* Task to complete *
Copy out, exactly as given, every line from the line with "Parse this screenshot: output" to the end of the listing, both of those lines included.

Part of a data file

⁂

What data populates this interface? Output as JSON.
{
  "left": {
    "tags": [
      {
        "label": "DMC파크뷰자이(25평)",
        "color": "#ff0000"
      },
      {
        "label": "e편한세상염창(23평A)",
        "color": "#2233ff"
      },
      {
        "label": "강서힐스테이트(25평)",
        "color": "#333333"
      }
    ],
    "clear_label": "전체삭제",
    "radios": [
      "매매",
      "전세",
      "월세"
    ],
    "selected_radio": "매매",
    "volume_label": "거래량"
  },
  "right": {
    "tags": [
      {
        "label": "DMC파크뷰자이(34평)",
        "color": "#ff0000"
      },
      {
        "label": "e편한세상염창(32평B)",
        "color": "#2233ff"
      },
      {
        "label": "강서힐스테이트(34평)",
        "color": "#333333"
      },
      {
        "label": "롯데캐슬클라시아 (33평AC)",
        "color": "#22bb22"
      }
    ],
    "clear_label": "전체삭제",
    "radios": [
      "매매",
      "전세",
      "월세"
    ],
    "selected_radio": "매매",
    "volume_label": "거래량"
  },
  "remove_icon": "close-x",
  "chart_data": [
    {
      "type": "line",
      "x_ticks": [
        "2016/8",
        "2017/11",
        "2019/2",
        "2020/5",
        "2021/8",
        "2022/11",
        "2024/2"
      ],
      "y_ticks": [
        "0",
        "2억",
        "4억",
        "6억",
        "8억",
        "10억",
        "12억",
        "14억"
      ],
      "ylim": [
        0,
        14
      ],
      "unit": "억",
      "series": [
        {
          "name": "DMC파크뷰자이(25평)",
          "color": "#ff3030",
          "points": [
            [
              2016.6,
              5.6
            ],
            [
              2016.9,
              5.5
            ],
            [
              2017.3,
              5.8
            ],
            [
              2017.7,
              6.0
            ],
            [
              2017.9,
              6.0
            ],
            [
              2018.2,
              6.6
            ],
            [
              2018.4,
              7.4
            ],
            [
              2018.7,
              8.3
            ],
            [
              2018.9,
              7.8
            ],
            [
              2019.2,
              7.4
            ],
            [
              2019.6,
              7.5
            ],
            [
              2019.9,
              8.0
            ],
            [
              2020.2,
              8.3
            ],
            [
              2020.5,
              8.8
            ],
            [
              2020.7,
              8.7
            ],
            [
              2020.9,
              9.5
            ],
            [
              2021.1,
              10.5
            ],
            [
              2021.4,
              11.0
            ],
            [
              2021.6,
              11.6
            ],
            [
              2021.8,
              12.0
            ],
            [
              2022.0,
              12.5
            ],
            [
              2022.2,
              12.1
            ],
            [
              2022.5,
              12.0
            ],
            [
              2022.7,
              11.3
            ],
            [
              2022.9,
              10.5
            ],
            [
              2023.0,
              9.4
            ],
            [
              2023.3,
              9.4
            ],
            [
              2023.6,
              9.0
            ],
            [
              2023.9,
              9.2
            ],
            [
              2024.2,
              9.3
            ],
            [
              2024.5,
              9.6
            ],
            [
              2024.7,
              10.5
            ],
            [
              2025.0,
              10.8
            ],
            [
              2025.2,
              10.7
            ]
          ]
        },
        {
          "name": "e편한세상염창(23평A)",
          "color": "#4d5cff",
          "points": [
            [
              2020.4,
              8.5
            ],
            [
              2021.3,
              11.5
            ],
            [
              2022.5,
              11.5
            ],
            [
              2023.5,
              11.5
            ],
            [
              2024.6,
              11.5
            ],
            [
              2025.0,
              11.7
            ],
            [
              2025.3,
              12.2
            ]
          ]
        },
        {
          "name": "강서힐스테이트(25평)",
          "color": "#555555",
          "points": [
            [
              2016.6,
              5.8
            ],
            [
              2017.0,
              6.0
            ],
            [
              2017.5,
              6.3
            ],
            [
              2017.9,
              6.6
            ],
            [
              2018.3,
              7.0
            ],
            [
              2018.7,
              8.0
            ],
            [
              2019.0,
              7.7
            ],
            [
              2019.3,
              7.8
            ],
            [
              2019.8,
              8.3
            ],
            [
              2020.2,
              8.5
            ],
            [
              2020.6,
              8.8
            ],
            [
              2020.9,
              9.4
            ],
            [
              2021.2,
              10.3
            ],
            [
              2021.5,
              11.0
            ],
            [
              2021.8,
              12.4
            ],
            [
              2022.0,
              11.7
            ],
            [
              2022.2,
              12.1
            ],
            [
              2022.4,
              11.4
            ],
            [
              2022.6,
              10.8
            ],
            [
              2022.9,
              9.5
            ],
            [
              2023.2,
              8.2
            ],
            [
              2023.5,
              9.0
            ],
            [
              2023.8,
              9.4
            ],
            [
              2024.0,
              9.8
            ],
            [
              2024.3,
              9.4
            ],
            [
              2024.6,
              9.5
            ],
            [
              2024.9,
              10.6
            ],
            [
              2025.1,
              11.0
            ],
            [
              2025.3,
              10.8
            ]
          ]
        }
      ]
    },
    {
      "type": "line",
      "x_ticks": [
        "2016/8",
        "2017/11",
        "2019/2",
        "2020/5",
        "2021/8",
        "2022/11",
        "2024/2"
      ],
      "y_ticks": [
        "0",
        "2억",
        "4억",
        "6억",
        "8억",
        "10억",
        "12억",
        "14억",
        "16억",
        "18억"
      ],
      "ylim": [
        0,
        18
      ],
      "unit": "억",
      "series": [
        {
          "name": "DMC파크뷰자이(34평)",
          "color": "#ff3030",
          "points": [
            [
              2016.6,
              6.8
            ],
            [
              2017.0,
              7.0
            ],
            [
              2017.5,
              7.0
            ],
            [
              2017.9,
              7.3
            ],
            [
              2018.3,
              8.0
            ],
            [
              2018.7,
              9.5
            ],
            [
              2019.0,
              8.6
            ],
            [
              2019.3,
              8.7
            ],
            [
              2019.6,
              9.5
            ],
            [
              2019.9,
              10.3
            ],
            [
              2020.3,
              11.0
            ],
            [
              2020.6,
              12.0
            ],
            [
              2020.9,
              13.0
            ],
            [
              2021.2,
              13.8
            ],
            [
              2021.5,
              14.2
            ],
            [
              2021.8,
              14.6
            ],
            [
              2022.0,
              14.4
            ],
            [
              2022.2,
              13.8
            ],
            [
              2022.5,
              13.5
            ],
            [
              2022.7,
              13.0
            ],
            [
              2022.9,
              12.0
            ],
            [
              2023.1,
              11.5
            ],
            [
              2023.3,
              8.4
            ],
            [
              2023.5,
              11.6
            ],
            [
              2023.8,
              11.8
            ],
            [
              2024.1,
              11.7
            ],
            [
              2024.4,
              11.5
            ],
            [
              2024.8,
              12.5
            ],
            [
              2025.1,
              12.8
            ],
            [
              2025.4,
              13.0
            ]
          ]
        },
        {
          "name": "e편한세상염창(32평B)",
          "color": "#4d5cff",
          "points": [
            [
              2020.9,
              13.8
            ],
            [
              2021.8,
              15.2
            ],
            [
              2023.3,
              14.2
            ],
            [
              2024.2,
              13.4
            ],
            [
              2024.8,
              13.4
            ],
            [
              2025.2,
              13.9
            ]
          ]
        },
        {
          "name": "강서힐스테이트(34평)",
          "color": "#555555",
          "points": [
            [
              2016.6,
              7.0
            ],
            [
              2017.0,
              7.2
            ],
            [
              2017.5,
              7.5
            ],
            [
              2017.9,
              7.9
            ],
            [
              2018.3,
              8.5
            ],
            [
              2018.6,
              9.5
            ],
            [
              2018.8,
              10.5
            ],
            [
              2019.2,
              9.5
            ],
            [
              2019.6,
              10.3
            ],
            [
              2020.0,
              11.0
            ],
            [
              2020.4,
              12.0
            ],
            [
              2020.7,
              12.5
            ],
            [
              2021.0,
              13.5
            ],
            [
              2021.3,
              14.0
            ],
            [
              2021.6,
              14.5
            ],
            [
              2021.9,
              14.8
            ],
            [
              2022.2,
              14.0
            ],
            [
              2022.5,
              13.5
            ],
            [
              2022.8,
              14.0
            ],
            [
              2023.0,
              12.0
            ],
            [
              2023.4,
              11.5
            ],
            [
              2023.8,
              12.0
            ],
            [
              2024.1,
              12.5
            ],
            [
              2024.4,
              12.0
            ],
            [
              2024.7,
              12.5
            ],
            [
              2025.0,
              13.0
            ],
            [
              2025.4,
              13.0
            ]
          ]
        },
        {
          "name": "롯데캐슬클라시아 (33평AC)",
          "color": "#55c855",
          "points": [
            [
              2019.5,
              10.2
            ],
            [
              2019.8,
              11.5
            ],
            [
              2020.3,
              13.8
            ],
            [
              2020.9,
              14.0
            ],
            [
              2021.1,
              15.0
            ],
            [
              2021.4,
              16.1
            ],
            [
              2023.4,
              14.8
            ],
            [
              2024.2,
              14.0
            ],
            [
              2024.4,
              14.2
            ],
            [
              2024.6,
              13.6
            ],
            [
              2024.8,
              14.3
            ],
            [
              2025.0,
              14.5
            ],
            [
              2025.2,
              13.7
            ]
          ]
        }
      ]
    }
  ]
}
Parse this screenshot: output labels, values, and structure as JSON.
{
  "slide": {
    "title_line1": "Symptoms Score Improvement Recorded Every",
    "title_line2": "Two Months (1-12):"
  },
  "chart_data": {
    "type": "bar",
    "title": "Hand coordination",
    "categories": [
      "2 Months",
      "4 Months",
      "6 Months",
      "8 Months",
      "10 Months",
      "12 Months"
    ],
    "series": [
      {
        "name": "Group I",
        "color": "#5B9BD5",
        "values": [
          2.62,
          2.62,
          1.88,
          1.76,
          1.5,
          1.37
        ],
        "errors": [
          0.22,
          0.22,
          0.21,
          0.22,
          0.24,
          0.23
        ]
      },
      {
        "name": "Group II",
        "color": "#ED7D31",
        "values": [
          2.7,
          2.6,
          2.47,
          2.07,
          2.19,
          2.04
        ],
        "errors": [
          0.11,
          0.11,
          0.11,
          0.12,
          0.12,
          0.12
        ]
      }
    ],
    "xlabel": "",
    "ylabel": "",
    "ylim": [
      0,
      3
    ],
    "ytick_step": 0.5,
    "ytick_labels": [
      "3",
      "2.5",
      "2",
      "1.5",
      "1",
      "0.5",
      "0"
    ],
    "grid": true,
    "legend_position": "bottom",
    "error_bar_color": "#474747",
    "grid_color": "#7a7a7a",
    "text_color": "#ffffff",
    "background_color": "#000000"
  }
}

⁂

* Answer to this problem *
Parse this screenshot: output labels, values, and structure as JSON.
{
  "slide": {
    "title_line1": "Symptoms Score Improvement Recorded Every",
    "title_line2": "Two Months (1-12):"
  },
  "chart_data": {
    "type": "bar",
    "title": "Hand coordination",
    "categories": [
      "2 Months",
      "4 Months",
      "6 Months",
      "8 Months",
      "10 Months",
      "12 Months"
    ],
    "series": [
      {
        "name": "Group I",
        "color": "#5B9BD5",
        "values": [
          2.62,
          2.62,
          1.88,
          1.76,
          1.5,
          1.37
        ],
        "errors": [
          0.22,
          0.22,
          0.21,
          0.22,
          0.24,
          0.23
        ]
      },
      {
        "name": "Group II",
        "color": "#ED7D31",
        "values": [
          2.7,
          2.6,
          2.47,
          2.07,
          2.19,
          2.04
        ],
        "errors": [
          0.11,
          0.11,
          0.11,
          0.12,
          0.12,
          0.12
        ]
      }
    ],
    "xlabel": "",
    "ylabel": "",
    "ylim": [
      0,
      3
    ],
    "ytick_step": 0.5,
    "ytick_labels": [
      "3",
      "2.5",
      "2",
      "1.5",
      "1",
      "0.5",
      "0"
    ],
    "grid": true,
    "legend_position": "bottom",
    "error_bar_color": "#474747",
    "grid_color": "#7a7a7a",
    "text_color": "#ffffff",
    "background_color": "#000000"
  }
}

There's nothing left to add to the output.